- Input material -
↓↓↓
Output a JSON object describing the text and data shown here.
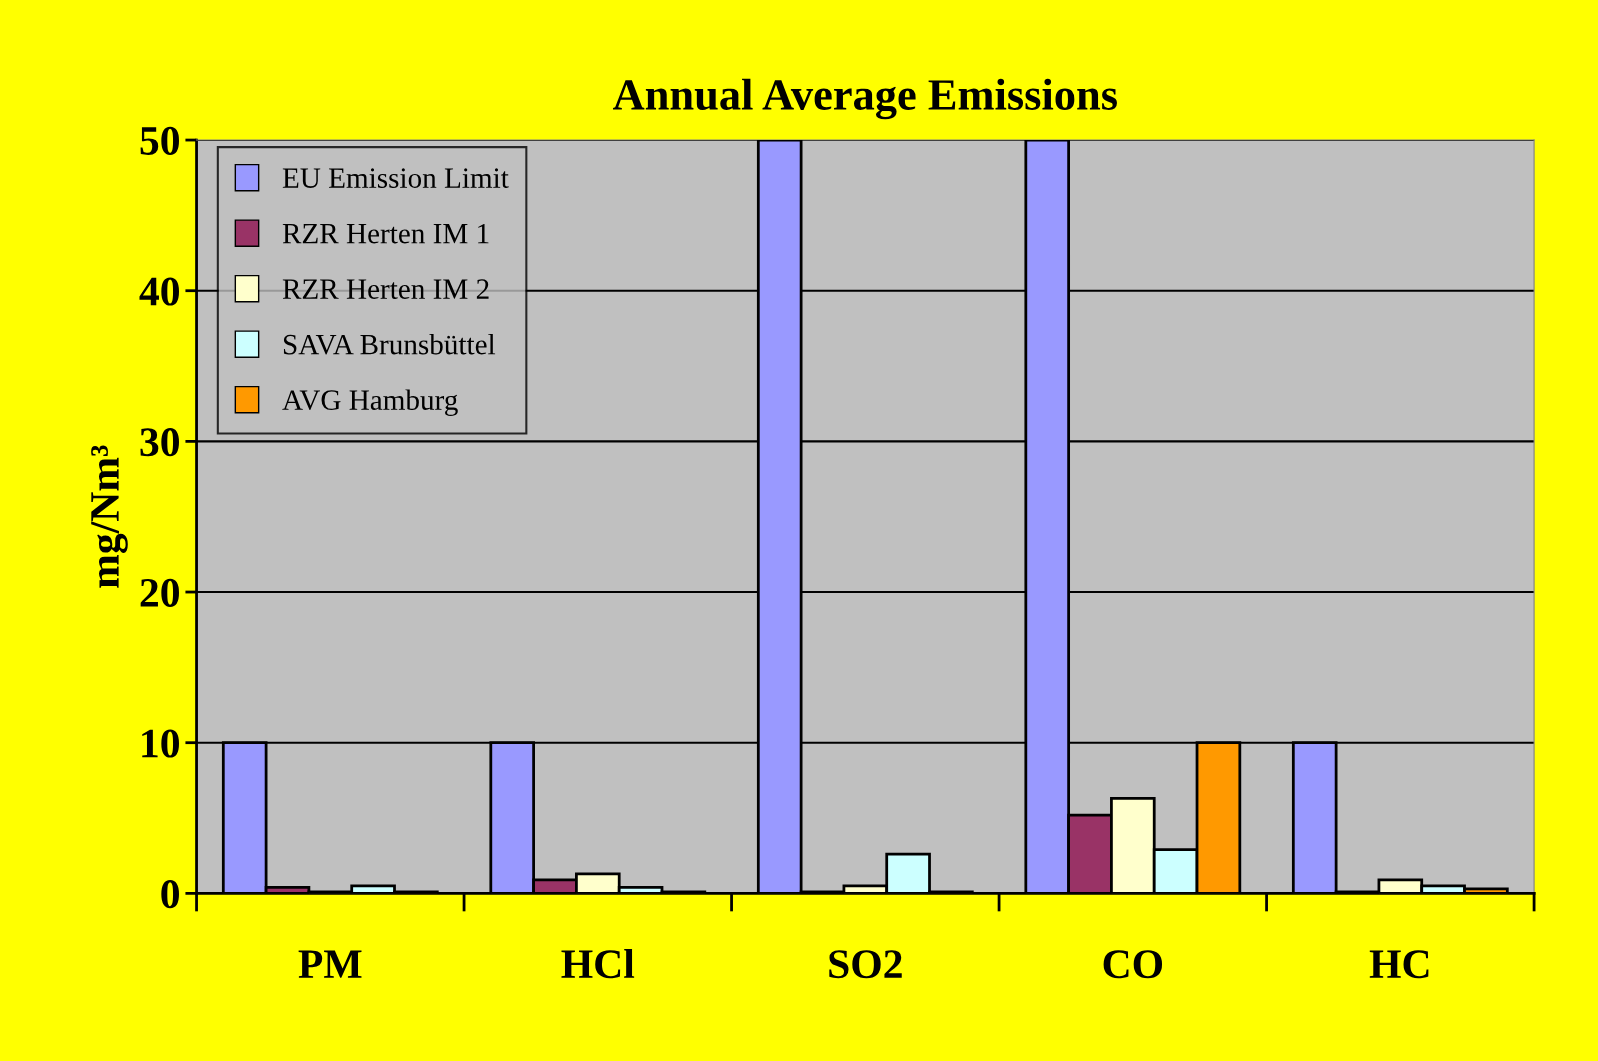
{
  "chart_data": {
    "type": "bar",
    "title": "Annual Average Emissions",
    "ylabel": "mg/Nm³",
    "categories": [
      "PM",
      "HCl",
      "SO2",
      "CO",
      "HC"
    ],
    "series": [
      {
        "name": "EU Emission Limit",
        "color": "#9999ff",
        "values": [
          10,
          10,
          50,
          50,
          10
        ]
      },
      {
        "name": "RZR Herten IM 1",
        "color": "#993366",
        "values": [
          0.4,
          0.9,
          0.1,
          5.2,
          0.1
        ]
      },
      {
        "name": "RZR Herten IM 2",
        "color": "#ffffcc",
        "values": [
          0.1,
          1.3,
          0.5,
          6.3,
          0.9
        ]
      },
      {
        "name": "SAVA Brunsbüttel",
        "color": "#ccffff",
        "values": [
          0.5,
          0.4,
          2.6,
          2.9,
          0.5
        ]
      },
      {
        "name": "AVG Hamburg",
        "color": "#ff9900",
        "values": [
          0.1,
          0.1,
          0.1,
          10,
          0.3
        ]
      }
    ],
    "ylim": [
      0,
      50
    ],
    "yticks": [
      0,
      10,
      20,
      30,
      40,
      50
    ],
    "grid": "y",
    "legend": "top left"
  }
}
↑↑↑
- Your instructions -
Lines that hold "name" are the ones to copy; find all of them.

- Task solution -
        "name": "EU Emission Limit",
        "name": "RZR Herten IM 1",
        "name": "RZR Herten IM 2",
        "name": "SAVA Brunsbüttel",
        "name": "AVG Hamburg",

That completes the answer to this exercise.